Written task: Your task is to locate every line holding the string "границах" and to copy each of them.

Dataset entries
-------------------------

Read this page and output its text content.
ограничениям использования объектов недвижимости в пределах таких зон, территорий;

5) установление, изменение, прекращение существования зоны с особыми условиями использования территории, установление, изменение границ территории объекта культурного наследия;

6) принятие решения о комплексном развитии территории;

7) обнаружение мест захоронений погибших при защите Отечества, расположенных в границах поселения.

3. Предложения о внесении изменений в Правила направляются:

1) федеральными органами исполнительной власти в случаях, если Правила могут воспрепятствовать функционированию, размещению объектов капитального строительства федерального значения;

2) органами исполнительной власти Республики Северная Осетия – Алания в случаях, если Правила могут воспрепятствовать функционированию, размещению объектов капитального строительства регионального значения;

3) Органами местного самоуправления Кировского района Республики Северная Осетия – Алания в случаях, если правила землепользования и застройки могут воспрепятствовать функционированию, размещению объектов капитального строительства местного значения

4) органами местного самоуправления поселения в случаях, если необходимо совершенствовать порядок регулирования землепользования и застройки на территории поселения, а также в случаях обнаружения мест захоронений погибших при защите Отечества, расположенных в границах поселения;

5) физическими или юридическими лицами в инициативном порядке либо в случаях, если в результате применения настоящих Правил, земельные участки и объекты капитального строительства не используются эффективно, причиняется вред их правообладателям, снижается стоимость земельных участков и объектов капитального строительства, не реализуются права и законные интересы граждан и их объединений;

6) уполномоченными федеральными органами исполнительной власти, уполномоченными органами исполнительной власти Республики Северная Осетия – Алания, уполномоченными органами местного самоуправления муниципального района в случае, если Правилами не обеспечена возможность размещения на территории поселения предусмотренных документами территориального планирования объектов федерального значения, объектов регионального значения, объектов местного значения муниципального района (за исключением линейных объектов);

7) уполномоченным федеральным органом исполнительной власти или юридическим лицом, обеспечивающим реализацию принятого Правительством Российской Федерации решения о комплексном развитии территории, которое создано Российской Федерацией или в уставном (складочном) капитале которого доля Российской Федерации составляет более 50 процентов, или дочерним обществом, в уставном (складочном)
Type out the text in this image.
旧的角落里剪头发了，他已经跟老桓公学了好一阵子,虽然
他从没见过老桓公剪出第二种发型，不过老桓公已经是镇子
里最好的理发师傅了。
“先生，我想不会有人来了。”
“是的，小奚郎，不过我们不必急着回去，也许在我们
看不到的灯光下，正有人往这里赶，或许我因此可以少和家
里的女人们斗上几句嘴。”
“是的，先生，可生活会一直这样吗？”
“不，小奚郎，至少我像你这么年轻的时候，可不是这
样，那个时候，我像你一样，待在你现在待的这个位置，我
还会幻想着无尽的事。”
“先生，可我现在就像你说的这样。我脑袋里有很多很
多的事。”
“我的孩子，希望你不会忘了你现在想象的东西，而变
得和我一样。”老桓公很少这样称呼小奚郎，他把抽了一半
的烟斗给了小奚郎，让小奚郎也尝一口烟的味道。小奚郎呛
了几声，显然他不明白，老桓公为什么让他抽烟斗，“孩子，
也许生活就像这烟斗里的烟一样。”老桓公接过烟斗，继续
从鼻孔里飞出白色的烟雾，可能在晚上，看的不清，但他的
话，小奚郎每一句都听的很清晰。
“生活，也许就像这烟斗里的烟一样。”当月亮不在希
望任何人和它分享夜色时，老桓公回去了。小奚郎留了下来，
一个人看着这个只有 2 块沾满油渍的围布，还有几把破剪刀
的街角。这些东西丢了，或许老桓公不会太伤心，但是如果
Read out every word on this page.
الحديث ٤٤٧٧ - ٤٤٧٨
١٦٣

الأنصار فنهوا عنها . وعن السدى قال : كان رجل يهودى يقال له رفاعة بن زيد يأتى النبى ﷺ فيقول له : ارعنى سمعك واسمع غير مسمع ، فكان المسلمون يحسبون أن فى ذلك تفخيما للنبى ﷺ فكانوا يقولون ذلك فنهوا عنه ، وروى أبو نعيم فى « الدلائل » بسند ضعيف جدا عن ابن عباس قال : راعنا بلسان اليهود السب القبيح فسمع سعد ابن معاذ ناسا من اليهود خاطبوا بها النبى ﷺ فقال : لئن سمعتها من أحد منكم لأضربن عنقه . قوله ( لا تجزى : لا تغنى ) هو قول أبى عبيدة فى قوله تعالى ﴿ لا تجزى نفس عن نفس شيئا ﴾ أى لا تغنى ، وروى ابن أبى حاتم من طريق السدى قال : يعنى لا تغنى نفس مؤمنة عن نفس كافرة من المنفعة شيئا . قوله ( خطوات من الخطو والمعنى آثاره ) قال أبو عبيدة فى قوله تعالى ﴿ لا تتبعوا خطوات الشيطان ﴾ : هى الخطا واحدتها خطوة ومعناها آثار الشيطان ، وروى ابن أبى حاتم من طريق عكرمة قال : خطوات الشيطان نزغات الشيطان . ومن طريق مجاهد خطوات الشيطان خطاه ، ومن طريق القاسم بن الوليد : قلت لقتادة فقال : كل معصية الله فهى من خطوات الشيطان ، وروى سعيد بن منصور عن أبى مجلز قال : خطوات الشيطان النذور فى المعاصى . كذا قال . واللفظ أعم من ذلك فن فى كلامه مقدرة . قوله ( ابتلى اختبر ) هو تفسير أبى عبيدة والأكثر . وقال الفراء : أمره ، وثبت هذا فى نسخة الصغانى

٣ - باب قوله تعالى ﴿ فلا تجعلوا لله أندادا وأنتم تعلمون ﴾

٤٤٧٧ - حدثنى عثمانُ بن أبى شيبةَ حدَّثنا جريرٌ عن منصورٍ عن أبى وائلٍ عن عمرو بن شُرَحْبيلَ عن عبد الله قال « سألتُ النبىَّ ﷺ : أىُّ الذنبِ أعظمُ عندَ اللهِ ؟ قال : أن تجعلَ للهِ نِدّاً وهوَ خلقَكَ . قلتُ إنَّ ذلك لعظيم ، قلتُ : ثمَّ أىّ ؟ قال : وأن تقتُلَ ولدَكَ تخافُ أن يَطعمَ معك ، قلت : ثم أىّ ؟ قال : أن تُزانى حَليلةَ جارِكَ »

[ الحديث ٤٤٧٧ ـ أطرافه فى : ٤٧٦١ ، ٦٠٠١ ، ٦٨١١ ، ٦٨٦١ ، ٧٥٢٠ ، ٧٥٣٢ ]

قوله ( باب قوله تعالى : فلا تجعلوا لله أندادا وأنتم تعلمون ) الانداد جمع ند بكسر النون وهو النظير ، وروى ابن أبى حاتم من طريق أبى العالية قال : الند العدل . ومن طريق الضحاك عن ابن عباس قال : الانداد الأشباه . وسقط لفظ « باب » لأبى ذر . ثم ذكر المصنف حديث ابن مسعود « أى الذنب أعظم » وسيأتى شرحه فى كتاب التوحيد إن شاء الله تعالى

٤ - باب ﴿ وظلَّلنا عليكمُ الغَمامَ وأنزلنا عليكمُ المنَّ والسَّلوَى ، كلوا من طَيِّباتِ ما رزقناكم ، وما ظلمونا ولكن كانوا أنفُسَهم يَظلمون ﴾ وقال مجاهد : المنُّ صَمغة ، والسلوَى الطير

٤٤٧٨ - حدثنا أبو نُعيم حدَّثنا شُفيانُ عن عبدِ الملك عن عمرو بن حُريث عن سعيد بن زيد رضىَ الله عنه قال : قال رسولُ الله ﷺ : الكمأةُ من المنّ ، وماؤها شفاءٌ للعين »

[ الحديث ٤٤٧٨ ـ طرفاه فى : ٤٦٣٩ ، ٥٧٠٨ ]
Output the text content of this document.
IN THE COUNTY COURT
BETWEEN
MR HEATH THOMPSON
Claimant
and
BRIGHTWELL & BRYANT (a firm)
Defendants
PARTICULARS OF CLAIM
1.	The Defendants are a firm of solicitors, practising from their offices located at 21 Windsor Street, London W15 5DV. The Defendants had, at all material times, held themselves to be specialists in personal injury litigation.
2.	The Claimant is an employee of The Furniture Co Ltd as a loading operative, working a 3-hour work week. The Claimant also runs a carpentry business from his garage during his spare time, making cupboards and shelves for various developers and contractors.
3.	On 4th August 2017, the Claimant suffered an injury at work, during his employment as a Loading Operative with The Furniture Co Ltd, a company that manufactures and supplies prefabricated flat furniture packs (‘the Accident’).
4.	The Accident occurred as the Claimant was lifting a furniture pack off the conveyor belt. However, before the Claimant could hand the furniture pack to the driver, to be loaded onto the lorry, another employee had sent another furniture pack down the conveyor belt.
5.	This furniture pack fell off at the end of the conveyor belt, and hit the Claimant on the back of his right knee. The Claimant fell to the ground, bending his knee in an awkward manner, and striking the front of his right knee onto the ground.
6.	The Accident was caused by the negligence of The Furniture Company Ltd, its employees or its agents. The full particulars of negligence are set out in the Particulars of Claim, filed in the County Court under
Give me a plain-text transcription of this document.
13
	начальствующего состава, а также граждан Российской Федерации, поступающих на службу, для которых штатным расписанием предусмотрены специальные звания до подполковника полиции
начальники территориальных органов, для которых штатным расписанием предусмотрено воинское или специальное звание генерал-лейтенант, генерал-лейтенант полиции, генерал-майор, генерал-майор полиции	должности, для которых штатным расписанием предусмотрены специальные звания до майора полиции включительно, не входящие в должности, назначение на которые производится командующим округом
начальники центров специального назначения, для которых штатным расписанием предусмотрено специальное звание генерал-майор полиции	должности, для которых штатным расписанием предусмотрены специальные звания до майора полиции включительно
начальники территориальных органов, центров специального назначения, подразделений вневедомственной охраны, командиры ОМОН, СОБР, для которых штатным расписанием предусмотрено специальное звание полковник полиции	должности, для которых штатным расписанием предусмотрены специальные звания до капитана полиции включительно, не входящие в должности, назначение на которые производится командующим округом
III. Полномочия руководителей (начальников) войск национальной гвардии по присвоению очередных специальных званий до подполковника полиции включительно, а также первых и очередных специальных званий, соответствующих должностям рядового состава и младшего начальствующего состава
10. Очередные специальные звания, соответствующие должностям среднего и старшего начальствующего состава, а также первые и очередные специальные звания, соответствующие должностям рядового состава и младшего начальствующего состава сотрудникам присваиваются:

-------------------------

Written solution:
7) обнаружение мест захоронений погибших при защите Отечества, расположенных в границах поселения.
4) органами местного самоуправления поселения в случаях, если необходимо совершенствовать порядок регулирования землепользования и застройки на территории поселения, а также в случаях обнаружения мест захоронений погибших при защите Отечества, расположенных в границах поселения;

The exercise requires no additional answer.